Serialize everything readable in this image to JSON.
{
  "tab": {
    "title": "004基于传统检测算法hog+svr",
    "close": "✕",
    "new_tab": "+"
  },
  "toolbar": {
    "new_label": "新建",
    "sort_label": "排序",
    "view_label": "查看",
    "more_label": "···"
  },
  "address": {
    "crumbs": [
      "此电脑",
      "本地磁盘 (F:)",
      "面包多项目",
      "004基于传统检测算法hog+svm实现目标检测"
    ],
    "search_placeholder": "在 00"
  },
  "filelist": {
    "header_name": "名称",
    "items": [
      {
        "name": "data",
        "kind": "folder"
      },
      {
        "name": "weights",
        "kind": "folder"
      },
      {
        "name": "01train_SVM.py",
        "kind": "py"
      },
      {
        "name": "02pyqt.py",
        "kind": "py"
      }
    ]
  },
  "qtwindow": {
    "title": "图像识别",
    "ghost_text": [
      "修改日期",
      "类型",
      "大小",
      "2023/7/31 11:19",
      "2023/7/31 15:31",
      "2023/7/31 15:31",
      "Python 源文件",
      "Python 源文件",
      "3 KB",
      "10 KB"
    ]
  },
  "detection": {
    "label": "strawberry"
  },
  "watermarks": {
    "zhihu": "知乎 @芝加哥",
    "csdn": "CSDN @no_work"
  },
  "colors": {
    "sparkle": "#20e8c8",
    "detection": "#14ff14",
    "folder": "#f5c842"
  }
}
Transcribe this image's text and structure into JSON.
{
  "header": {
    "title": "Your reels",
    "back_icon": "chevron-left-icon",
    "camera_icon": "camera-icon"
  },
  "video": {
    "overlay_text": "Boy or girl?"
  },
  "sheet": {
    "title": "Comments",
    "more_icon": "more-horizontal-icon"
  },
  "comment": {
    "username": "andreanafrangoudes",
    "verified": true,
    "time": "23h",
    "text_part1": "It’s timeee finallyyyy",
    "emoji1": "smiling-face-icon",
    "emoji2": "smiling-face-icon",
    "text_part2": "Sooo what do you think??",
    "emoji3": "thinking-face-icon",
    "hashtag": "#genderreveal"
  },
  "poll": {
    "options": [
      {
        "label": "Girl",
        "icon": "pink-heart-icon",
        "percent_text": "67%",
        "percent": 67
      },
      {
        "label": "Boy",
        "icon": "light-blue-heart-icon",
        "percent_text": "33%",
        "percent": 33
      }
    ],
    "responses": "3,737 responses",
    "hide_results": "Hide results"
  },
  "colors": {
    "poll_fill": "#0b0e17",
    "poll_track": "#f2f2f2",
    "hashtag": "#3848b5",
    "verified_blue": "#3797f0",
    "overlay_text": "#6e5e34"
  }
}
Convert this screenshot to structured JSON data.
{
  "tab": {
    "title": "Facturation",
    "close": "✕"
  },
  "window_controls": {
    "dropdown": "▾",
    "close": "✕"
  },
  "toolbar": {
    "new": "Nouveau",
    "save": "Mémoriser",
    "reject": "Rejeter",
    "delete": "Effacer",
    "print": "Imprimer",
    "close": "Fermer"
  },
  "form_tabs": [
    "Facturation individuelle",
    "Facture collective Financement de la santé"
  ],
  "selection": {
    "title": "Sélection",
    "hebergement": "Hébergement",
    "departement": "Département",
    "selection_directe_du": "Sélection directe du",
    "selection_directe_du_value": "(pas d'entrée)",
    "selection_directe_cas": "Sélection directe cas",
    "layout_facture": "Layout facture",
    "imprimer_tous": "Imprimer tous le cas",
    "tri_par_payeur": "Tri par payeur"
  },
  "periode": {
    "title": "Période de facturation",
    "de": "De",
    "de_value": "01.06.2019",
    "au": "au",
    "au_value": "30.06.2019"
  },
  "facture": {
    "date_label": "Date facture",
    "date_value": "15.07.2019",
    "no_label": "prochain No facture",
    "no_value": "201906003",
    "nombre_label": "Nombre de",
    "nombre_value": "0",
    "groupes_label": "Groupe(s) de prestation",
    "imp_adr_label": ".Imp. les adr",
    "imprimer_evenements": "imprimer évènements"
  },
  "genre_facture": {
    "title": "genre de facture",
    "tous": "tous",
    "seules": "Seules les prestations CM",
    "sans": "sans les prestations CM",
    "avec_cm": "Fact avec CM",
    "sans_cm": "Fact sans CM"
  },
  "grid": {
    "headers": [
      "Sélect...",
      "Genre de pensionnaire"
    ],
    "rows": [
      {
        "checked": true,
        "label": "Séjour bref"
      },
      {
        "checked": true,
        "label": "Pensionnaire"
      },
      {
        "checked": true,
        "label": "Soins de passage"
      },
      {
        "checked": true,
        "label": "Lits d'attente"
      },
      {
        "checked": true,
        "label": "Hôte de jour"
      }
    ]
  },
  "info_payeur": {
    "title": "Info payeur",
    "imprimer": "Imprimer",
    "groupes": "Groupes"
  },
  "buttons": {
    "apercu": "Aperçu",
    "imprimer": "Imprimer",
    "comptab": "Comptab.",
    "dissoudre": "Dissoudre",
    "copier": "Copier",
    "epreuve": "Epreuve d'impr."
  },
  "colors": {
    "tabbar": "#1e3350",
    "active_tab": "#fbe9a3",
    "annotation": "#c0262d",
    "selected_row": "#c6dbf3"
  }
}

● SHORT PROBLEM
Lines containing the word "title" are to be counted in the listing; state their number alone.

● SOLUTION TO THIS TASK
9